====== Provided records
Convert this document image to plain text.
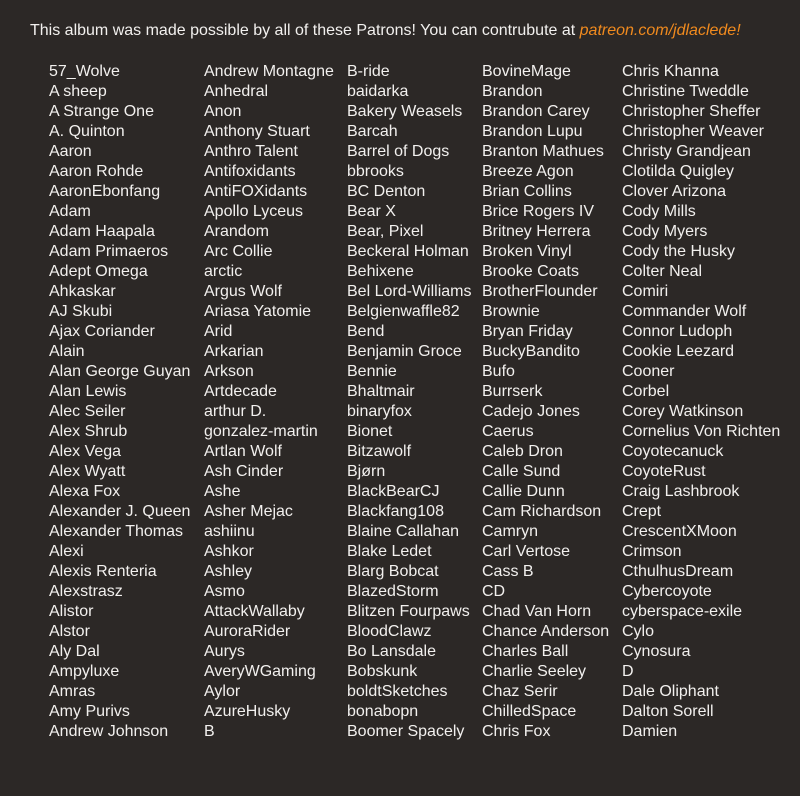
This album was made possible by all of these Patrons! You can contrubute at patreon.com/jdlaclede!
57_Wolve
A sheep
A Strange One
A. Quinton
Aaron
Aaron Rohde
AaronEbonfang
Adam
Adam Haapala
Adam Primaeros
Adept Omega
Ahkaskar
AJ Skubi
Ajax Coriander
Alain
Alan George Guyan
Alan Lewis
Alec Seiler
Alex Shrub
Alex Vega
Alex Wyatt
Alexa Fox
Alexander J. Queen
Alexander Thomas
Alexi
Alexis Renteria
Alexstrasz
Alistor
Alstor
Aly Dal
Ampyluxe
Amras
Amy Purivs
Andrew Johnson
Andrew Montagne
Anhedral
Anon
Anthony Stuart
Anthro Talent
Antifoxidants
AntiFOXidants
Apollo Lyceus
Arandom
Arc Collie
arctic
Argus Wolf
Ariasa Yatomie
Arid
Arkarian
Arkson
Artdecade
arthur D.
gonzalez-martin
Artlan Wolf
Ash Cinder
Ashe
Asher Mejac
ashiinu
Ashkor
Ashley
Asmo
AttackWallaby
AuroraRider
Aurys
AveryWGaming
Aylor
AzureHusky
B
B-ride
baidarka
Bakery Weasels
Barcah
Barrel of Dogs
bbrooks
BC Denton
Bear X
Bear, Pixel
Beckeral Holman
Behixene
Bel Lord-Williams
Belgienwaffle82
Bend
Benjamin Groce
Bennie
Bhaltmair
binaryfox
Bionet
Bitzawolf
Bjørn
BlackBearCJ
Blackfang108
Blaine Callahan
Blake Ledet
Blarg Bobcat
BlazedStorm
Blitzen Fourpaws
BloodClawz
Bo Lansdale
Bobskunk
boldtSketches
bonabopn
Boomer Spacely
BovineMage
Brandon
Brandon Carey
Brandon Lupu
Branton Mathues
Breeze Agon
Brian Collins
Brice Rogers IV
Britney Herrera
Broken Vinyl
Brooke Coats
BrotherFlounder
Brownie
Bryan Friday
BuckyBandito
Bufo
Burrserk
Cadejo Jones
Caerus
Caleb Dron
Calle Sund
Callie Dunn
Cam Richardson
Camryn
Carl Vertose
Cass B
CD
Chad Van Horn
Chance Anderson
Charles Ball
Charlie Seeley
Chaz Serir
ChilledSpace
Chris Fox
Chris Khanna
Christine Tweddle
Christopher Sheffer
Christopher Weaver
Christy Grandjean
Clotilda Quigley
Clover Arizona
Cody Mills
Cody Myers
Cody the Husky
Colter Neal
Comiri
Commander Wolf
Connor Ludoph
Cookie Leezard
Cooner
Corbel
Corey Watkinson
Cornelius Von Richten
Coyotecanuck
CoyoteRust
Craig Lashbrook
Crept
CrescentXMoon
Crimson
CthulhusDream
Cybercoyote
cyberspace-exile
Cylo
Cynosura
D
Dale Oliphant
Dalton Sorell
Damien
============
§ **The task**
Repeat every record precisely. Any picture among them stays out of the copy.

§ **Answer below**
Convert this document image to plain text.
This album was made possible by all of these Patrons! You can contrubute at patreon.com/jdlaclede!
57_Wolve
A sheep
A Strange One
A. Quinton
Aaron
Aaron Rohde
AaronEbonfang
Adam
Adam Haapala
Adam Primaeros
Adept Omega
Ahkaskar
AJ Skubi
Ajax Coriander
Alain
Alan George Guyan
Alan Lewis
Alec Seiler
Alex Shrub
Alex Vega
Alex Wyatt
Alexa Fox
Alexander J. Queen
Alexander Thomas
Alexi
Alexis Renteria
Alexstrasz
Alistor
Alstor
Aly Dal
Ampyluxe
Amras
Amy Purivs
Andrew Johnson
Andrew Montagne
Anhedral
Anon
Anthony Stuart
Anthro Talent
Antifoxidants
AntiFOXidants
Apollo Lyceus
Arandom
Arc Collie
arctic
Argus Wolf
Ariasa Yatomie
Arid
Arkarian
Arkson
Artdecade
arthur D.
gonzalez-martin
Artlan Wolf
Ash Cinder
Ashe
Asher Mejac
ashiinu
Ashkor
Ashley
Asmo
AttackWallaby
AuroraRider
Aurys
AveryWGaming
Aylor
AzureHusky
B
B-ride
baidarka
Bakery Weasels
Barcah
Barrel of Dogs
bbrooks
BC Denton
Bear X
Bear, Pixel
Beckeral Holman
Behixene
Bel Lord-Williams
Belgienwaffle82
Bend
Benjamin Groce
Bennie
Bhaltmair
binaryfox
Bionet
Bitzawolf
Bjørn
BlackBearCJ
Blackfang108
Blaine Callahan
Blake Ledet
Blarg Bobcat
BlazedStorm
Blitzen Fourpaws
BloodClawz
Bo Lansdale
Bobskunk
boldtSketches
bonabopn
Boomer Spacely
BovineMage
Brandon
Brandon Carey
Brandon Lupu
Branton Mathues
Breeze Agon
Brian Collins
Brice Rogers IV
Britney Herrera
Broken Vinyl
Brooke Coats
BrotherFlounder
Brownie
Bryan Friday
BuckyBandito
Bufo
Burrserk
Cadejo Jones
Caerus
Caleb Dron
Calle Sund
Callie Dunn
Cam Richardson
Camryn
Carl Vertose
Cass B
CD
Chad Van Horn
Chance Anderson
Charles Ball
Charlie Seeley
Chaz Serir
ChilledSpace
Chris Fox
Chris Khanna
Christine Tweddle
Christopher Sheffer
Christopher Weaver
Christy Grandjean
Clotilda Quigley
Clover Arizona
Cody Mills
Cody Myers
Cody the Husky
Colter Neal
Comiri
Commander Wolf
Connor Ludoph
Cookie Leezard
Cooner
Corbel
Corey Watkinson
Cornelius Von Richten
Coyotecanuck
CoyoteRust
Craig Lashbrook
Crept
CrescentXMoon
Crimson
CthulhusDream
Cybercoyote
cyberspace-exile
Cylo
Cynosura
D
Dale Oliphant
Dalton Sorell
Damien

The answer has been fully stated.